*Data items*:
━━━━━━━━━━

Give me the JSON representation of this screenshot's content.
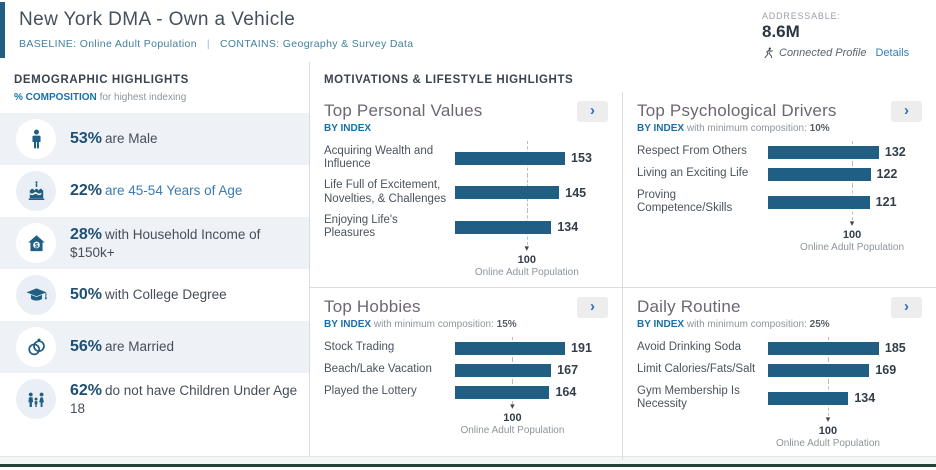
{
  "colors": {
    "accent": "#205f83",
    "blue_label": "#1a6fa8",
    "percent_blue": "#1f4e74",
    "highlight_blue": "#3b7cb0",
    "link": "#2e7fbe",
    "footer_line": "#24423a"
  },
  "header": {
    "title": "New York DMA - Own a Vehicle",
    "baseline": "BASELINE: Online Adult Population",
    "separator": "|",
    "contains": "CONTAINS: Geography & Survey Data",
    "addressable_label": "ADDRESSABLE:",
    "addressable_value": "8.6M",
    "connected_profile": "Connected Profile",
    "details_link": "Details"
  },
  "sidebar": {
    "title": "DEMOGRAPHIC HIGHLIGHTS",
    "subtitle_bold": "% COMPOSITION",
    "subtitle_rest": "for highest indexing",
    "items": [
      {
        "value": "53%",
        "text": "are Male",
        "icon": "male-icon",
        "highlight": false
      },
      {
        "value": "22%",
        "text": "are 45-54 Years of Age",
        "icon": "birthday-cake-icon",
        "highlight": true
      },
      {
        "value": "28%",
        "text": "with Household Income of $150k+",
        "icon": "house-income-icon",
        "highlight": false
      },
      {
        "value": "50%",
        "text": "with College Degree",
        "icon": "graduation-cap-icon",
        "highlight": false
      },
      {
        "value": "56%",
        "text": "are Married",
        "icon": "wedding-rings-icon",
        "highlight": false
      },
      {
        "value": "62%",
        "text": "do not have Children Under Age 18",
        "icon": "family-icon",
        "highlight": false
      }
    ]
  },
  "motivations": {
    "title": "MOTIVATIONS & LIFESTYLE HIGHLIGHTS",
    "cards": [
      {
        "title": "Top Personal Values",
        "subtitle_bold": "BY INDEX",
        "subtitle_rest": "",
        "subtitle_pct": "",
        "axis_value": "100",
        "axis_label": "Online Adult Population",
        "chart": {
          "type": "bar",
          "categories": [
            "Acquiring Wealth and Influence",
            "Life Full of Excitement, Novelties, & Challenges",
            "Enjoying Life's Pleasures"
          ],
          "values": [
            153,
            145,
            134
          ],
          "baseline": 100
        }
      },
      {
        "title": "Top Psychological Drivers",
        "subtitle_bold": "BY INDEX",
        "subtitle_rest": "with minimum composition:",
        "subtitle_pct": "10%",
        "axis_value": "100",
        "axis_label": "Online Adult Population",
        "chart": {
          "type": "bar",
          "categories": [
            "Respect From Others",
            "Living an Exciting Life",
            "Proving Competence/Skills"
          ],
          "values": [
            132,
            122,
            121
          ],
          "baseline": 100
        }
      },
      {
        "title": "Top Hobbies",
        "subtitle_bold": "BY INDEX",
        "subtitle_rest": "with minimum composition:",
        "subtitle_pct": "15%",
        "axis_value": "100",
        "axis_label": "Online Adult Population",
        "chart": {
          "type": "bar",
          "categories": [
            "Stock Trading",
            "Beach/Lake Vacation",
            "Played the Lottery"
          ],
          "values": [
            191,
            167,
            164
          ],
          "baseline": 100
        }
      },
      {
        "title": "Daily Routine",
        "subtitle_bold": "BY INDEX",
        "subtitle_rest": "with minimum composition:",
        "subtitle_pct": "25%",
        "axis_value": "100",
        "axis_label": "Online Adult Population",
        "chart": {
          "type": "bar",
          "categories": [
            "Avoid Drinking Soda",
            "Limit Calories/Fats/Salt",
            "Gym Membership Is Necessity"
          ],
          "values": [
            185,
            169,
            134
          ],
          "baseline": 100
        }
      }
    ]
  }
}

━━━━━━━━━━

*Exercise aim*:
Leave out the pictures and copy every record above exactly.

*Task result*:
Give me the JSON representation of this screenshot's content.
{
  "colors": {
    "accent": "#205f83",
    "blue_label": "#1a6fa8",
    "percent_blue": "#1f4e74",
    "highlight_blue": "#3b7cb0",
    "link": "#2e7fbe",
    "footer_line": "#24423a"
  },
  "header": {
    "title": "New York DMA - Own a Vehicle",
    "baseline": "BASELINE: Online Adult Population",
    "separator": "|",
    "contains": "CONTAINS: Geography & Survey Data",
    "addressable_label": "ADDRESSABLE:",
    "addressable_value": "8.6M",
    "connected_profile": "Connected Profile",
    "details_link": "Details"
  },
  "sidebar": {
    "title": "DEMOGRAPHIC HIGHLIGHTS",
    "subtitle_bold": "% COMPOSITION",
    "subtitle_rest": "for highest indexing",
    "items": [
      {
        "value": "53%",
        "text": "are Male",
        "icon": "male-icon",
        "highlight": false
      },
      {
        "value": "22%",
        "text": "are 45-54 Years of Age",
        "icon": "birthday-cake-icon",
        "highlight": true
      },
      {
        "value": "28%",
        "text": "with Household Income of $150k+",
        "icon": "house-income-icon",
        "highlight": false
      },
      {
        "value": "50%",
        "text": "with College Degree",
        "icon": "graduation-cap-icon",
        "highlight": false
      },
      {
        "value": "56%",
        "text": "are Married",
        "icon": "wedding-rings-icon",
        "highlight": false
      },
      {
        "value": "62%",
        "text": "do not have Children Under Age 18",
        "icon": "family-icon",
        "highlight": false
      }
    ]
  },
  "motivations": {
    "title": "MOTIVATIONS & LIFESTYLE HIGHLIGHTS",
    "cards": [
      {
        "title": "Top Personal Values",
        "subtitle_bold": "BY INDEX",
        "subtitle_rest": "",
        "subtitle_pct": "",
        "axis_value": "100",
        "axis_label": "Online Adult Population",
        "chart": {
          "type": "bar",
          "categories": [
            "Acquiring Wealth and Influence",
            "Life Full of Excitement, Novelties, & Challenges",
            "Enjoying Life's Pleasures"
          ],
          "values": [
            153,
            145,
            134
          ],
          "baseline": 100
        }
      },
      {
        "title": "Top Psychological Drivers",
        "subtitle_bold": "BY INDEX",
        "subtitle_rest": "with minimum composition:",
        "subtitle_pct": "10%",
        "axis_value": "100",
        "axis_label": "Online Adult Population",
        "chart": {
          "type": "bar",
          "categories": [
            "Respect From Others",
            "Living an Exciting Life",
            "Proving Competence/Skills"
          ],
          "values": [
            132,
            122,
            121
          ],
          "baseline": 100
        }
      },
      {
        "title": "Top Hobbies",
        "subtitle_bold": "BY INDEX",
        "subtitle_rest": "with minimum composition:",
        "subtitle_pct": "15%",
        "axis_value": "100",
        "axis_label": "Online Adult Population",
        "chart": {
          "type": "bar",
          "categories": [
            "Stock Trading",
            "Beach/Lake Vacation",
            "Played the Lottery"
          ],
          "values": [
            191,
            167,
            164
          ],
          "baseline": 100
        }
      },
      {
        "title": "Daily Routine",
        "subtitle_bold": "BY INDEX",
        "subtitle_rest": "with minimum composition:",
        "subtitle_pct": "25%",
        "axis_value": "100",
        "axis_label": "Online Adult Population",
        "chart": {
          "type": "bar",
          "categories": [
            "Avoid Drinking Soda",
            "Limit Calories/Fats/Salt",
            "Gym Membership Is Necessity"
          ],
          "values": [
            185,
            169,
            134
          ],
          "baseline": 100
        }
      }
    ]
  }
}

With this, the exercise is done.